> _Task_
Check each line of the listing, and copy it if it contains the word "excentré".

** begin Given information **

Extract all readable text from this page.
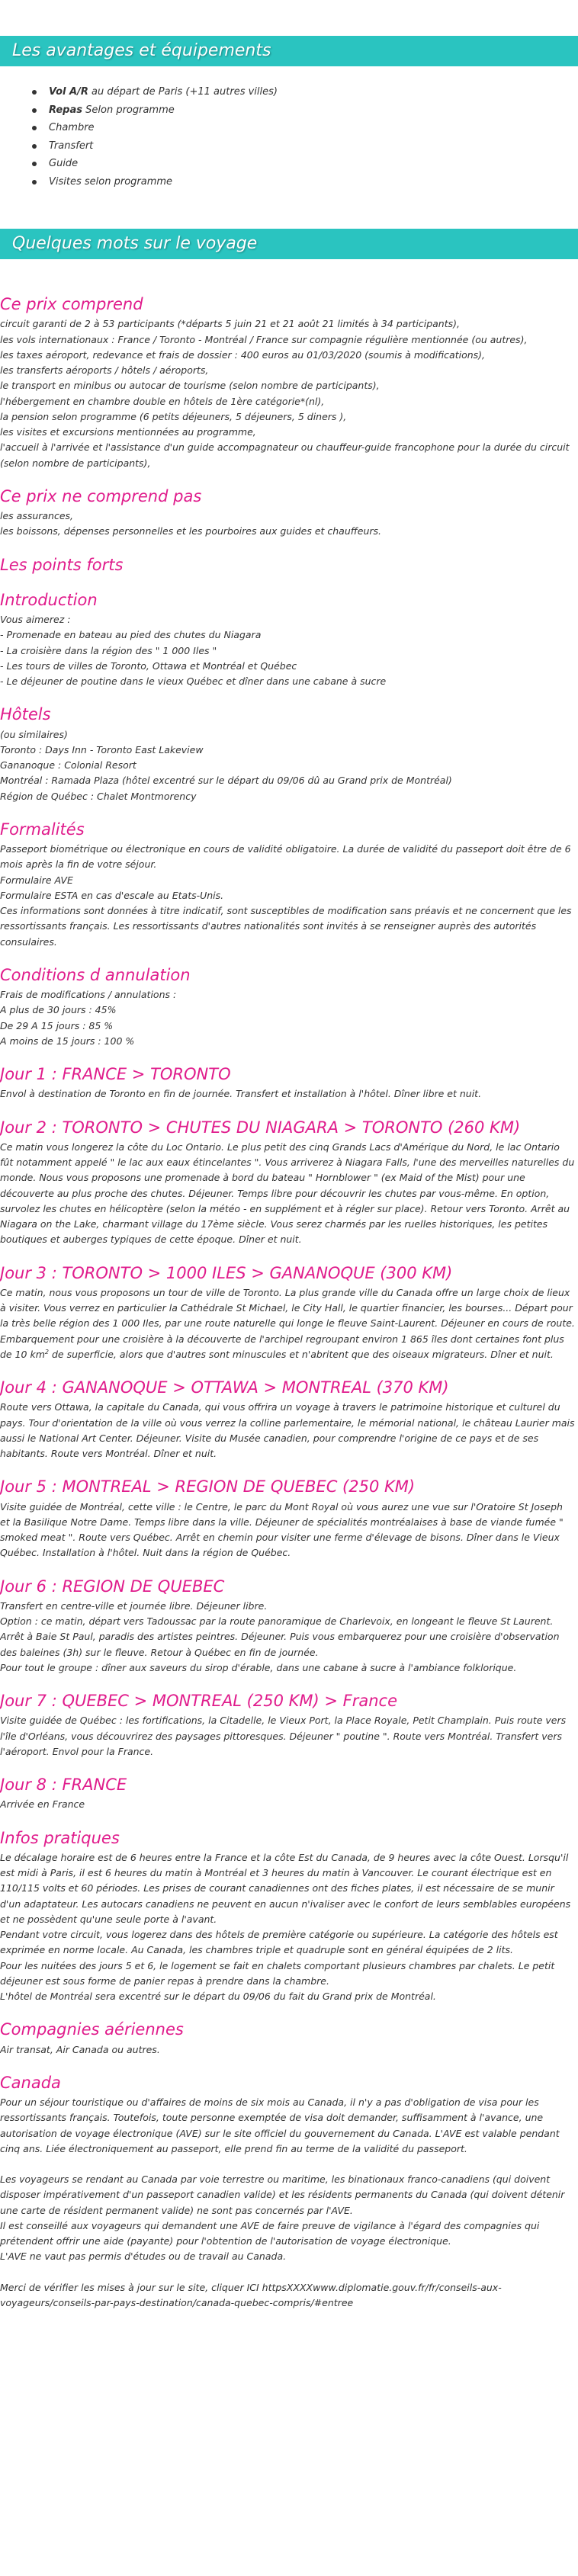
Les avantages et équipements
Vol A/R au départ de Paris (+11 autres villes)
Repas Selon programme
Chambre
Transfert
Guide
Visites selon programme
Quelques mots sur le voyage
Ce prix comprend

circuit garanti de 2 à 53 participants (*départs 5 juin 21 et 21 août 21 limités à 34 participants),
les vols internationaux : France / Toronto - Montréal / France sur compagnie régulière mentionnée (ou autres),
les taxes aéroport, redevance et frais de dossier : 400 euros au 01/03/2020 (soumis à modifications),
les transferts aéroports / hôtels / aéroports,
le transport en minibus ou autocar de tourisme (selon nombre de participants),
l'hébergement en chambre double en hôtels de 1ère catégorie*(nl),
la pension selon programme (6 petits déjeuners, 5 déjeuners, 5 diners ),
les visites et excursions mentionnées au programme,
l'accueil à l'arrivée et l'assistance d'un guide accompagnateur ou chauffeur-guide francophone pour la durée du circuit (selon nombre de participants),

Ce prix ne comprend pas

les assurances,
les boissons, dépenses personnelles et les pourboires aux guides et chauffeurs.

Les points forts
Introduction

Vous aimerez :
- Promenade en bateau au pied des chutes du Niagara
- La croisière dans la région des " 1 000 Iles "
- Les tours de villes de Toronto, Ottawa et Montréal et Québec
- Le déjeuner de poutine dans le vieux Québec et dîner dans une cabane à sucre

Hôtels

(ou similaires)
Toronto : Days Inn - Toronto East Lakeview
Gananoque : Colonial Resort
Montréal : Ramada Plaza (hôtel excentré sur le départ du 09/06 dû au Grand prix de Montréal)
Région de Québec : Chalet Montmorency

Formalités

Passeport biométrique ou électronique en cours de validité obligatoire. La durée de validité du passeport doit être de 6 mois après la fin de votre séjour.
Formulaire AVE
Formulaire ESTA en cas d'escale au Etats-Unis.
Ces informations sont données à titre indicatif, sont susceptibles de modification sans préavis et ne concernent que les ressortissants français. Les ressortissants d'autres nationalités sont invités à se renseigner auprès des autorités consulaires.

Conditions d annulation

Frais de modifications / annulations :
A plus de 30 jours : 45%
De 29 A 15 jours : 85 %
A moins de 15 jours : 100 %

Jour 1 : FRANCE > TORONTO

Envol à destination de Toronto en fin de journée. Transfert et installation à l'hôtel. Dîner libre et nuit.

Jour 2 : TORONTO > CHUTES DU NIAGARA > TORONTO (260 KM)

Ce matin vous longerez la côte du Loc Ontario. Le plus petit des cinq Grands Lacs d'Amérique du Nord, le lac Ontario fût notamment appelé " le lac aux eaux étincelantes ". Vous arriverez à Niagara Falls, l'une des merveilles naturelles du monde. Nous vous proposons une promenade à bord du bateau " Hornblower " (ex Maid of the Mist) pour une découverte au plus proche des chutes. Déjeuner. Temps libre pour découvrir les chutes par vous-même. En option, survolez les chutes en hélicoptère (selon la météo - en supplément et à régler sur place). Retour vers Toronto. Arrêt au Niagara on the Lake, charmant village du 17ème siècle. Vous serez charmés par les ruelles historiques, les petites boutiques et auberges typiques de cette époque. Dîner et nuit.

Jour 3 : TORONTO > 1000 ILES > GANANOQUE (300 KM)

Ce matin, nous vous proposons un tour de ville de Toronto. La plus grande ville du Canada offre un large choix de lieux à visiter. Vous verrez en particulier la Cathédrale St Michael, le City Hall, le quartier financier, les bourses... Départ pour la très belle région des 1 000 Iles, par une route naturelle qui longe le fleuve Saint-Laurent. Déjeuner en cours de route. Embarquement pour une croisière à la découverte de l'archipel regroupant environ 1 865 îles dont certaines font plus de 10 $km^2$ de superficie, alors que d'autres sont minuscules et n'abritent que des oiseaux migrateurs. Dîner et nuit.

Jour 4 : GANANOQUE > OTTAWA > MONTREAL (370 KM)

Route vers Ottawa, la capitale du Canada, qui vous offrira un voyage à travers le patrimoine historique et culturel du pays. Tour d'orientation de la ville où vous verrez la colline parlementaire, le mémorial national, le château Laurier mais aussi le National Art Center. Déjeuner. Visite du Musée canadien, pour comprendre l'origine de ce pays et de ses habitants. Route vers Montréal. Dîner et nuit.

Jour 5 : MONTREAL > REGION DE QUEBEC (250 KM)

Visite guidée de Montréal, cette ville : le Centre, le parc du Mont Royal où vous aurez une vue sur l'Oratoire St Joseph et la Basilique Notre Dame. Temps libre dans la ville. Déjeuner de spécialités montréalaises à base de viande fumée " smoked meat ". Route vers Québec. Arrêt en chemin pour visiter une ferme d'élevage de bisons. Dîner dans le Vieux Québec. Installation à l'hôtel. Nuit dans la région de Québec.

Jour 6 : REGION DE QUEBEC

Transfert en centre-ville et journée libre. Déjeuner libre.
Option : ce matin, départ vers Tadoussac par la route panoramique de Charlevoix, en longeant le fleuve St Laurent. Arrêt à Baie St Paul, paradis des artistes peintres. Déjeuner. Puis vous embarquerez pour une croisière d'observation des baleines (3h) sur le fleuve. Retour à Québec en fin de journée.
Pour tout le groupe : dîner aux saveurs du sirop d'érable, dans une cabane à sucre à l'ambiance folklorique.

Jour 7 : QUEBEC > MONTREAL (250 KM) > France

Visite guidée de Québec : les fortifications, la Citadelle, le Vieux Port, la Place Royale, Petit Champlain. Puis route vers l'île d'Orléans, vous découvrirez des paysages pittoresques. Déjeuner " poutine ". Route vers Montréal. Transfert vers l'aéroport. Envol pour la France.

Jour 8 : FRANCE

Arrivée en France

Infos pratiques

Le décalage horaire est de 6 heures entre la France et la côte Est du Canada, de 9 heures avec la côte Ouest. Lorsqu'il est midi à Paris, il est 6 heures du matin à Montréal et 3 heures du matin à Vancouver. Le courant électrique est en 110/115 volts et 60 périodes. Les prises de courant canadiennes ont des fiches plates, il est nécessaire de se munir d'un adaptateur. Les autocars canadiens ne peuvent en aucun n'ivaliser avec le confort de leurs semblables européens et ne possèdent qu'une seule porte à l'avant.
Pendant votre circuit, vous logerez dans des hôtels de première catégorie ou supérieure. La catégorie des hôtels est exprimée en norme locale. Au Canada, les chambres triple et quadruple sont en général équipées de 2 lits.
Pour les nuitées des jours 5 et 6, le logement se fait en chalets comportant plusieurs chambres par chalets. Le petit déjeuner est sous forme de panier repas à prendre dans la chambre.
L'hôtel de Montréal sera excentré sur le départ du 09/06 du fait du Grand prix de Montréal.

Compagnies aériennes

Air transat, Air Canada ou autres.

Canada

Pour un séjour touristique ou d'affaires de moins de six mois au Canada, il n'y a pas d'obligation de visa pour les ressortissants français. Toutefois, toute personne exemptée de visa doit demander, suffisamment à l'avance, une autorisation de voyage électronique (AVE) sur le site officiel du gouvernement du Canada. L'AVE est valable pendant cinq ans. Liée électroniquement au passeport, elle prend fin au terme de la validité du passeport.
Les voyageurs se rendant au Canada par voie terrestre ou maritime, les binationaux franco-canadiens (qui doivent disposer impérativement d'un passeport canadien valide) et les résidents permanents du Canada (qui doivent détenir une carte de résident permanent valide) ne sont pas concernés par l'AVE.
Il est conseillé aux voyageurs qui demandent une AVE de faire preuve de vigilance à l'égard des compagnies qui prétendent offrir une aide (payante) pour l'obtention de l'autorisation de voyage électronique.
L'AVE ne vaut pas permis d'études ou de travail au Canada.
Merci de vérifier les mises à jour sur le site, cliquer ICI httpsXXXXwww.diplomatie.gouv.fr/fr/conseils-aux-voyageurs/conseils-par-pays-destination/canada-quebec-compris/#entree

** end Given information **

> _Task response_
Montréal : Ramada Plaza (hôtel excentré sur le départ du 09/06 dû au Grand prix de Montréal)
L'hôtel de Montréal sera excentré sur le départ du 09/06 du fait du Grand prix de Montréal.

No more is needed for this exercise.